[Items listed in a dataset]
++++++++++++++++++++

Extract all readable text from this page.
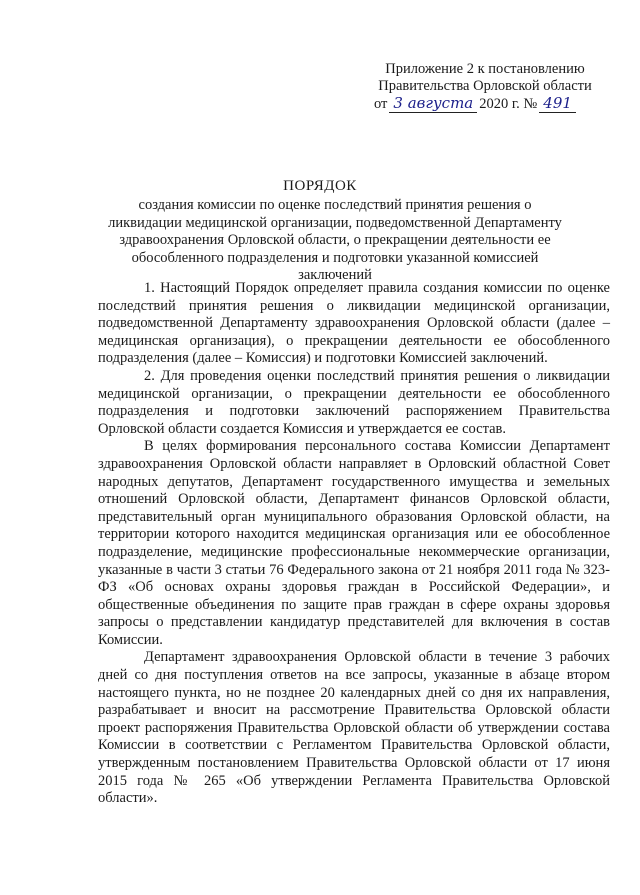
Приложение 2 к постановлению
Правительства Орловской области
от 3 августа 2020 г. № 491
ПОРЯДОК
создания комиссии по оценке последствий принятия решения о ликвидации медицинской организации, подведомственной Департаменту здравоохранения Орловской области, о прекращении деятельности ее обособленного подразделения и подготовки указанной комиссией заключений

1. Настоящий Порядок определяет правила создания комиссии по оценке последствий принятия решения о ликвидации медицинской организации, подведомственной Департаменту здравоохранения Орловской области (далее – медицинская организация), о прекращении деятельности ее обособленного подразделения (далее – Комиссия) и подготовки Комиссией заключений.

2. Для проведения оценки последствий принятия решения о ликвидации медицинской организации, о прекращении деятельности ее обособленного подразделения и подготовки заключений распоряжением Правительства Орловской области создается Комиссия и утверждается ее состав.

В целях формирования персонального состава Комиссии Департамент здравоохранения Орловской области направляет в Орловский областной Совет народных депутатов, Департамент государственного имущества и земельных отношений Орловской области, Департамент финансов Орловской области, представительный орган муниципального образования Орловской области, на территории которого находится медицинская организация или ее обособленное подразделение, медицинские профессиональные некоммерческие организации, указанные в части 3 статьи 76 Федерального закона от 21 ноября 2011 года № 323-ФЗ «Об основах охраны здоровья граждан в Российской Федерации», и общественные объединения по защите прав граждан в сфере охраны здоровья запросы о представлении кандидатур представителей для включения в состав Комиссии.

Департамент здравоохранения Орловской области в течение 3 рабочих дней со дня поступления ответов на все запросы, указанные в абзаце втором настоящего пункта, но не позднее 20 календарных дней со дня их направления, разрабатывает и вносит на рассмотрение Правительства Орловской области проект распоряжения Правительства Орловской области об утверждении состава Комиссии в соответствии с Регламентом Правительства Орловской области, утвержденным постановлением Правительства Орловской области от 17 июня 2015 года № 265 «Об утверждении Регламента Правительства Орловской области».
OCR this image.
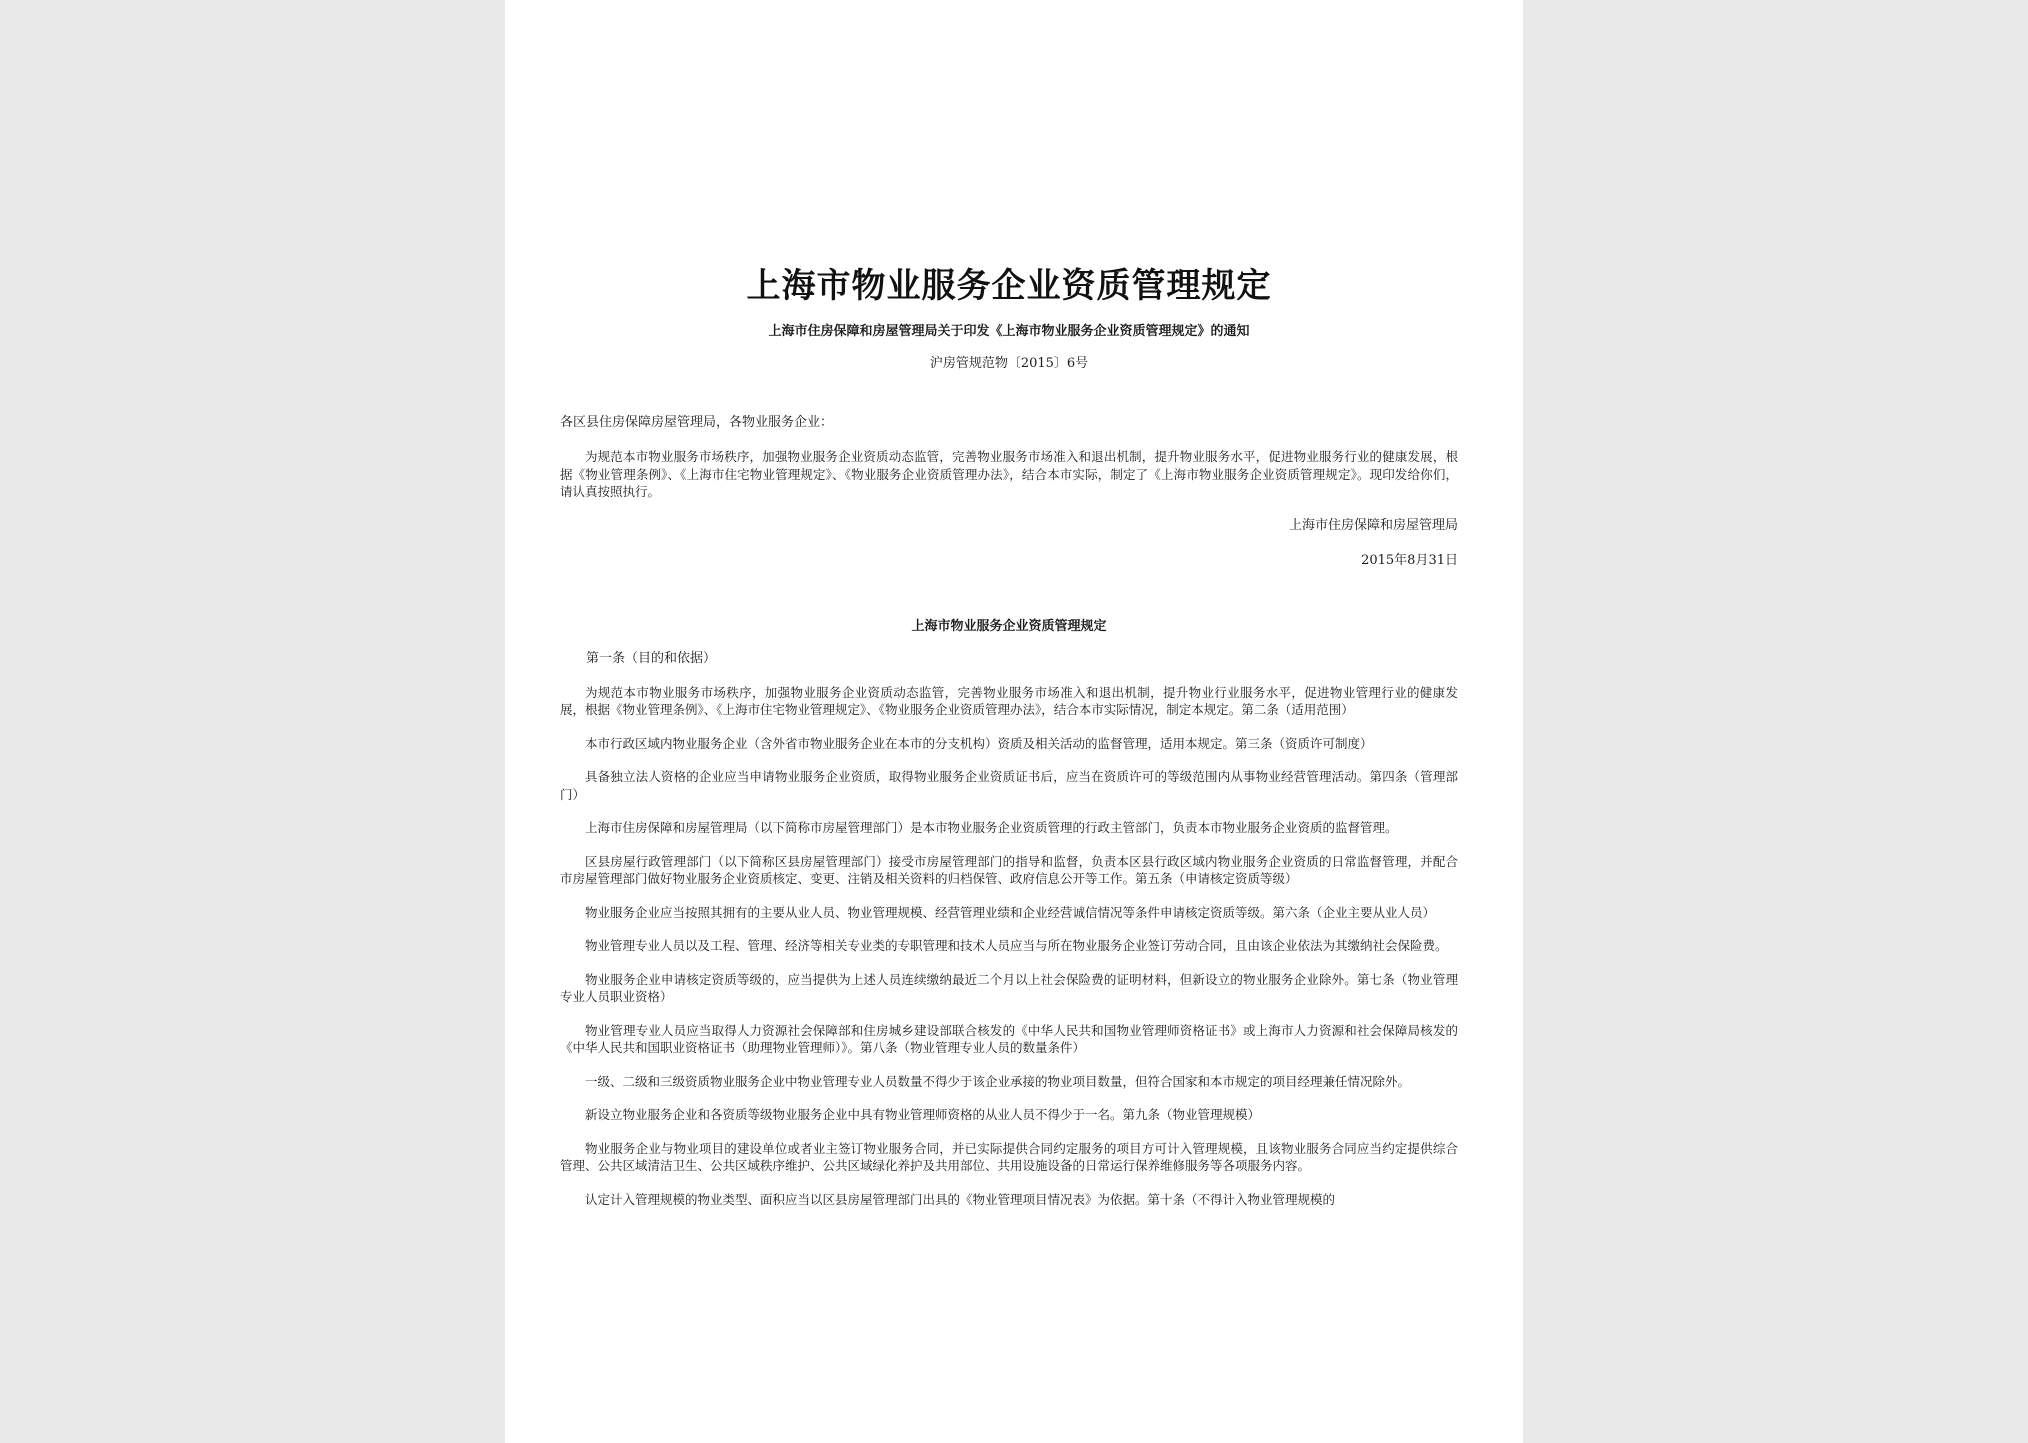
上海市物业服务企业资质管理规定
上海市住房保障和房屋管理局关于印发《上海市物业服务企业资质管理规定》的通知
沪房管规范物〔2015〕6号
各区县住房保障房屋管理局，各物业服务企业：

为规范本市物业服务市场秩序，加强物业服务企业资质动态监管，完善物业服务市场准入和退出机制，提升物业服务水平，促进物业服务行业的健康发展，根据《物业管理条例》、《上海市住宅物业管理规定》、《物业服务企业资质管理办法》，结合本市实际，制定了《上海市物业服务企业资质管理规定》。现印发给你们，请认真按照执行。

上海市住房保障和房屋管理局
2015年8月31日
上海市物业服务企业资质管理规定
第一条（目的和依据）

为规范本市物业服务市场秩序，加强物业服务企业资质动态监管，完善物业服务市场准入和退出机制，提升物业行业服务水平，促进物业管理行业的健康发展，根据《物业管理条例》、《上海市住宅物业管理规定》、《物业服务企业资质管理办法》，结合本市实际情况，制定本规定。第二条（适用范围）

本市行政区域内物业服务企业（含外省市物业服务企业在本市的分支机构）资质及相关活动的监督管理，适用本规定。第三条（资质许可制度）

具备独立法人资格的企业应当申请物业服务企业资质，取得物业服务企业资质证书后，应当在资质许可的等级范围内从事物业经营管理活动。第四条（管理部门）

上海市住房保障和房屋管理局（以下简称市房屋管理部门）是本市物业服务企业资质管理的行政主管部门，负责本市物业服务企业资质的监督管理。

区县房屋行政管理部门（以下简称区县房屋管理部门）接受市房屋管理部门的指导和监督，负责本区县行政区域内物业服务企业资质的日常监督管理，并配合市房屋管理部门做好物业服务企业资质核定、变更、注销及相关资料的归档保管、政府信息公开等工作。第五条（申请核定资质等级）

物业服务企业应当按照其拥有的主要从业人员、物业管理规模、经营管理业绩和企业经营诚信情况等条件申请核定资质等级。第六条（企业主要从业人员）

物业管理专业人员以及工程、管理、经济等相关专业类的专职管理和技术人员应当与所在物业服务企业签订劳动合同，且由该企业依法为其缴纳社会保险费。

物业服务企业申请核定资质等级的，应当提供为上述人员连续缴纳最近二个月以上社会保险费的证明材料，但新设立的物业服务企业除外。第七条（物业管理专业人员职业资格）

物业管理专业人员应当取得人力资源社会保障部和住房城乡建设部联合核发的《中华人民共和国物业管理师资格证书》或上海市人力资源和社会保障局核发的《中华人民共和国职业资格证书（助理物业管理师）》。第八条（物业管理专业人员的数量条件）

一级、二级和三级资质物业服务企业中物业管理专业人员数量不得少于该企业承接的物业项目数量，但符合国家和本市规定的项目经理兼任情况除外。

新设立物业服务企业和各资质等级物业服务企业中具有物业管理师资格的从业人员不得少于一名。第九条（物业管理规模）

物业服务企业与物业项目的建设单位或者业主签订物业服务合同，并已实际提供合同约定服务的项目方可计入管理规模，且该物业服务合同应当约定提供综合管理、公共区域清洁卫生、公共区域秩序维护、公共区域绿化养护及共用部位、共用设施设备的日常运行保养维修服务等各项服务内容。

认定计入管理规模的物业类型、面积应当以区县房屋管理部门出具的《物业管理项目情况表》为依据。第十条（不得计入物业管理规模的
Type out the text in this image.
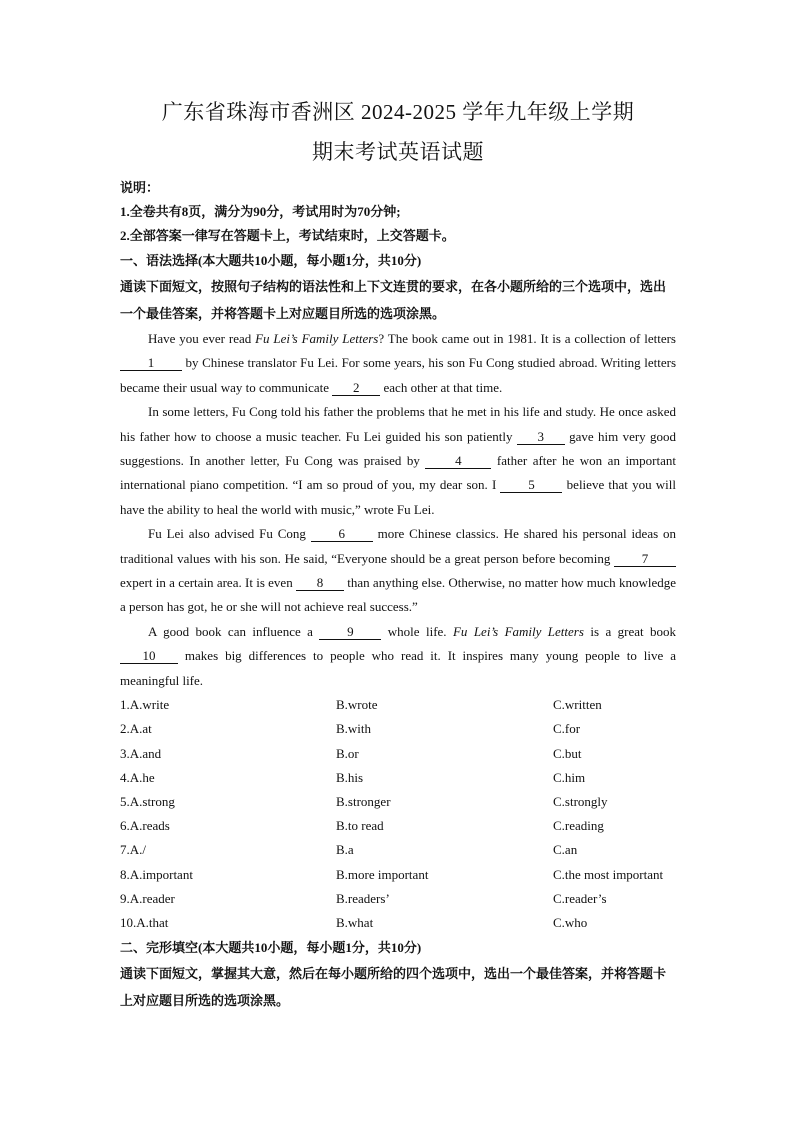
广东省珠海市香洲区 2024-2025 学年九年级上学期
期末考试英语试题

说明：

1.全卷共有8页，满分为90分，考试用时为70分钟;

2.全部答案一律写在答题卡上，考试结束时，上交答题卡。

一、语法选择(本大题共10小题，每小题1分，共10分)

通读下面短文，按照句子结构的语法性和上下文连贯的要求，在各小题所给的三个选项中，选出一个最佳答案，并将答题卡上对应题目所选的选项涂黑。

Have you ever read Fu Lei’s Family Letters? The book came out in 1981. It is a collection of letters 1 by Chinese translator Fu Lei. For some years, his son Fu Cong studied abroad. Writing letters became their usual way to communicate 2 each other at that time.

In some letters, Fu Cong told his father the problems that he met in his life and study. He once asked his father how to choose a music teacher. Fu Lei guided his son patiently 3 gave him very good suggestions. In another letter, Fu Cong was praised by 4 father after he won an important international piano competition. “I am so proud of you, my dear son. I 5 believe that you will have the ability to heal the world with music,” wrote Fu Lei.

Fu Lei also advised Fu Cong 6 more Chinese classics. He shared his personal ideas on traditional values with his son. He said, “Everyone should be a great person before becoming 7 expert in a certain area. It is even 8 than anything else. Otherwise, no matter how much knowledge a person has got, he or she will not achieve real success.”

A good book can influence a 9 whole life. Fu Lei’s Family Letters is a great book 10 makes big differences to people who read it. It inspires many young people to live a meaningful life.

1.A.write	B.wrote	C.written
2.A.at	B.with	C.for
3.A.and	B.or	C.but
4.A.he	B.his	C.him
5.A.strong	B.stronger	C.strongly
6.A.reads	B.to read	C.reading
7.A./	B.a	C.an
8.A.important	B.more important	C.the most important
9.A.reader	B.readers’	C.reader’s
10.A.that	B.what	C.who

二、完形填空(本大题共10小题，每小题1分，共10分)

通读下面短文，掌握其大意，然后在每小题所给的四个选项中，选出一个最佳答案，并将答题卡上对应题目所选的选项涂黑。
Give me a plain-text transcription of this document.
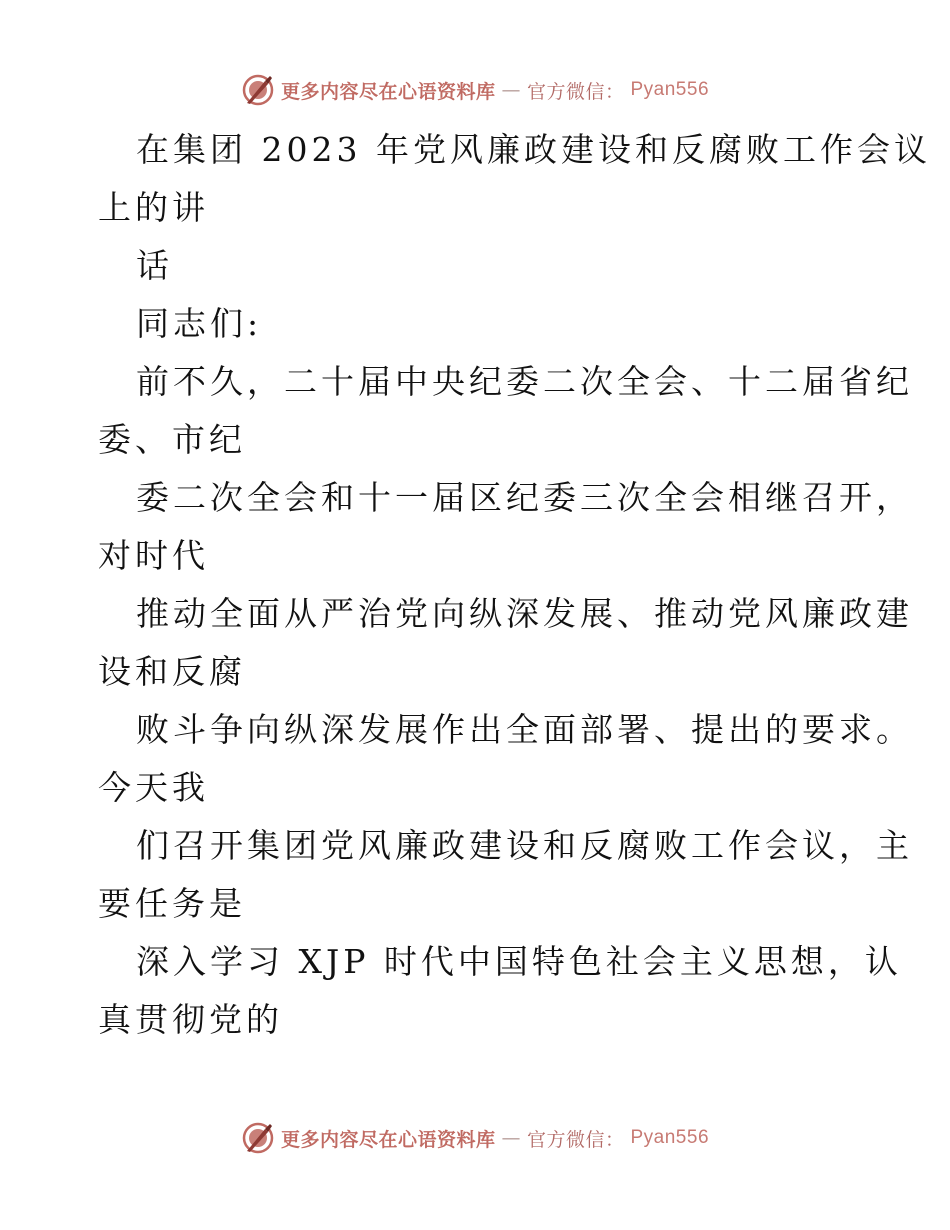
更多内容尽在心语资料库 — 官方微信： Pyan556
在集团 2023 年党风廉政建设和反腐败工作会议
上的讲
话
同志们:
前不久，二十届中央纪委二次全会、十二届省纪
委、市纪
委二次全会和十一届区纪委三次全会相继召开，
对时代
推动全面从严治党向纵深发展、推动党风廉政建
设和反腐
败斗争向纵深发展作出全面部署、提出的要求。
今天我
们召开集团党风廉政建设和反腐败工作会议，主
要任务是
深入学习 XJP 时代中国特色社会主义思想，认
真贯彻党的
更多内容尽在心语资料库 — 官方微信： Pyan556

++++++++++++++++++++

## Exercise description:
Filter the records for lines holding the string "that". Copy each one.

## Reply to the exercise:
Have you ever read Fu Lei’s Family Letters? The book came out in 1981. It is a collection of letters 1 by Chinese translator Fu Lei. For some years, his son Fu Cong studied abroad. Writing letters became their usual way to communicate 2 each other at that time.
In some letters, Fu Cong told his father the problems that he met in his life and study. He once asked his father how to choose a music teacher. Fu Lei guided his son patiently 3 gave him very good suggestions. In another letter, Fu Cong was praised by 4 father after he won an important international piano competition. “I am so proud of you, my dear son. I 5 believe that you will have the ability to heal the world with music,” wrote Fu Lei.
10.A.that	B.what	C.who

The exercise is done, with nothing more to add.